Collected data:
** Start **
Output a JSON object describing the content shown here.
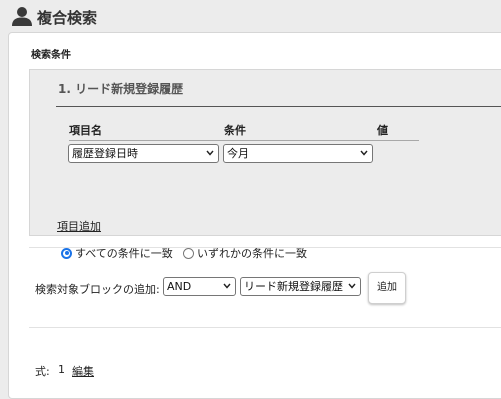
{
  "header": {
    "title": "複合検索",
    "icon": "person-icon"
  },
  "panel": {
    "label": "検索条件"
  },
  "block": {
    "title": "1. リード新規登録履歴",
    "columns": {
      "item": "項目名",
      "condition": "条件",
      "value": "値"
    },
    "row": {
      "item_select": "履歴登録日時",
      "condition_select": "今月"
    },
    "add_item_link": "項目追加",
    "match_options": {
      "all": "すべての条件に一致",
      "any": "いずれかの条件に一致",
      "selected": "all"
    }
  },
  "block_add": {
    "label": "検索対象ブロックの追加:",
    "operator_select": "AND",
    "target_select": "リード新規登録履歴",
    "button": "追加"
  },
  "formula": {
    "label": "式:",
    "value": "1",
    "edit_link": "編集"
  },
  "colors": {
    "accent": "#1a73e8",
    "panel_bg": "#ffffff",
    "block_bg": "#ececec"
  }
}
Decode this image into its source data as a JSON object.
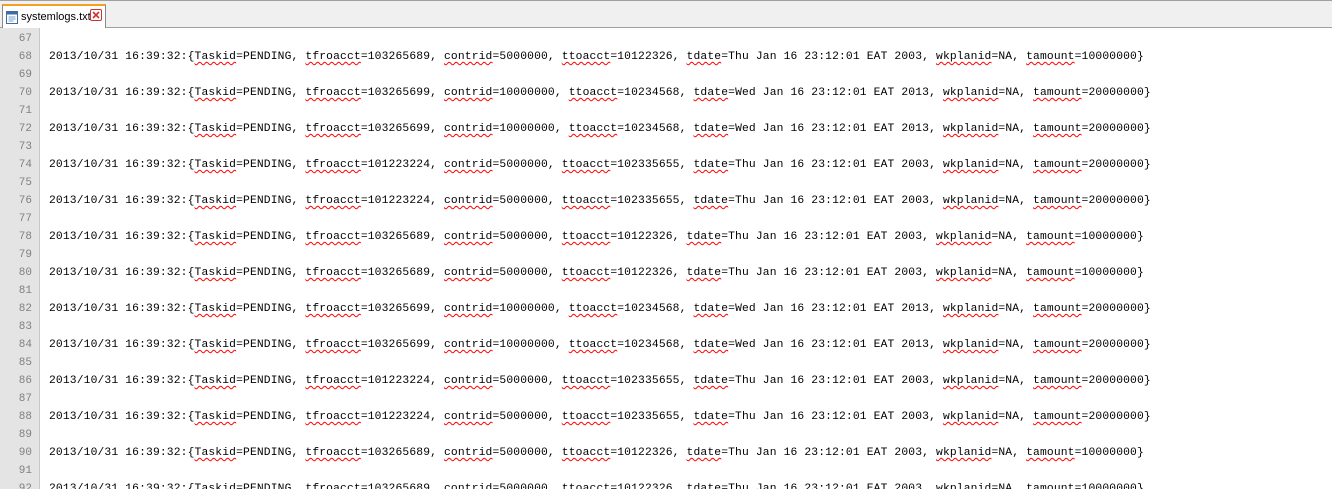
{
  "tab": {
    "filename": "systemlogs.txt"
  },
  "icons": {
    "file": "notepad-file-icon",
    "close": "close-tab-icon"
  },
  "colors": {
    "gutter_bg": "#e4e4e4",
    "line_number": "#808080",
    "spellcheck_squiggle": "#ff0000",
    "tab_accent": "#f5a020"
  },
  "editor": {
    "lines": [
      {
        "number": "67",
        "text": ""
      },
      {
        "number": "68",
        "text": "2013/10/31 16:39:32:{Taskid=PENDING, tfroacct=103265689, contrid=5000000, ttoacct=10122326, tdate=Thu Jan 16 23:12:01 EAT 2003, wkplanid=NA, tamount=10000000}"
      },
      {
        "number": "69",
        "text": ""
      },
      {
        "number": "70",
        "text": "2013/10/31 16:39:32:{Taskid=PENDING, tfroacct=103265699, contrid=10000000, ttoacct=10234568, tdate=Wed Jan 16 23:12:01 EAT 2013, wkplanid=NA, tamount=20000000}"
      },
      {
        "number": "71",
        "text": ""
      },
      {
        "number": "72",
        "text": "2013/10/31 16:39:32:{Taskid=PENDING, tfroacct=103265699, contrid=10000000, ttoacct=10234568, tdate=Wed Jan 16 23:12:01 EAT 2013, wkplanid=NA, tamount=20000000}"
      },
      {
        "number": "73",
        "text": ""
      },
      {
        "number": "74",
        "text": "2013/10/31 16:39:32:{Taskid=PENDING, tfroacct=101223224, contrid=5000000, ttoacct=102335655, tdate=Thu Jan 16 23:12:01 EAT 2003, wkplanid=NA, tamount=20000000}"
      },
      {
        "number": "75",
        "text": ""
      },
      {
        "number": "76",
        "text": "2013/10/31 16:39:32:{Taskid=PENDING, tfroacct=101223224, contrid=5000000, ttoacct=102335655, tdate=Thu Jan 16 23:12:01 EAT 2003, wkplanid=NA, tamount=20000000}"
      },
      {
        "number": "77",
        "text": ""
      },
      {
        "number": "78",
        "text": "2013/10/31 16:39:32:{Taskid=PENDING, tfroacct=103265689, contrid=5000000, ttoacct=10122326, tdate=Thu Jan 16 23:12:01 EAT 2003, wkplanid=NA, tamount=10000000}"
      },
      {
        "number": "79",
        "text": ""
      },
      {
        "number": "80",
        "text": "2013/10/31 16:39:32:{Taskid=PENDING, tfroacct=103265689, contrid=5000000, ttoacct=10122326, tdate=Thu Jan 16 23:12:01 EAT 2003, wkplanid=NA, tamount=10000000}"
      },
      {
        "number": "81",
        "text": ""
      },
      {
        "number": "82",
        "text": "2013/10/31 16:39:32:{Taskid=PENDING, tfroacct=103265699, contrid=10000000, ttoacct=10234568, tdate=Wed Jan 16 23:12:01 EAT 2013, wkplanid=NA, tamount=20000000}"
      },
      {
        "number": "83",
        "text": ""
      },
      {
        "number": "84",
        "text": "2013/10/31 16:39:32:{Taskid=PENDING, tfroacct=103265699, contrid=10000000, ttoacct=10234568, tdate=Wed Jan 16 23:12:01 EAT 2013, wkplanid=NA, tamount=20000000}"
      },
      {
        "number": "85",
        "text": ""
      },
      {
        "number": "86",
        "text": "2013/10/31 16:39:32:{Taskid=PENDING, tfroacct=101223224, contrid=5000000, ttoacct=102335655, tdate=Thu Jan 16 23:12:01 EAT 2003, wkplanid=NA, tamount=20000000}"
      },
      {
        "number": "87",
        "text": ""
      },
      {
        "number": "88",
        "text": "2013/10/31 16:39:32:{Taskid=PENDING, tfroacct=101223224, contrid=5000000, ttoacct=102335655, tdate=Thu Jan 16 23:12:01 EAT 2003, wkplanid=NA, tamount=20000000}"
      },
      {
        "number": "89",
        "text": ""
      },
      {
        "number": "90",
        "text": "2013/10/31 16:39:32:{Taskid=PENDING, tfroacct=103265689, contrid=5000000, ttoacct=10122326, tdate=Thu Jan 16 23:12:01 EAT 2003, wkplanid=NA, tamount=10000000}"
      },
      {
        "number": "91",
        "text": ""
      },
      {
        "number": "92",
        "text": "2013/10/31 16:39:32:{Taskid=PENDING, tfroacct=103265689, contrid=5000000, ttoacct=10122326, tdate=Thu Jan 16 23:12:01 EAT 2003, wkplanid=NA, tamount=10000000}"
      }
    ],
    "spellcheck_words": [
      "Taskid",
      "tfroacct",
      "contrid",
      "ttoacct",
      "tdate",
      "wkplanid",
      "tamount"
    ]
  }
}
** End **
Instructions for the task. Gather each line that holds "リード新規登録履歴".

Complete answer.
    "title": "1. リード新規登録履歴",
    "target_select": "リード新規登録履歴",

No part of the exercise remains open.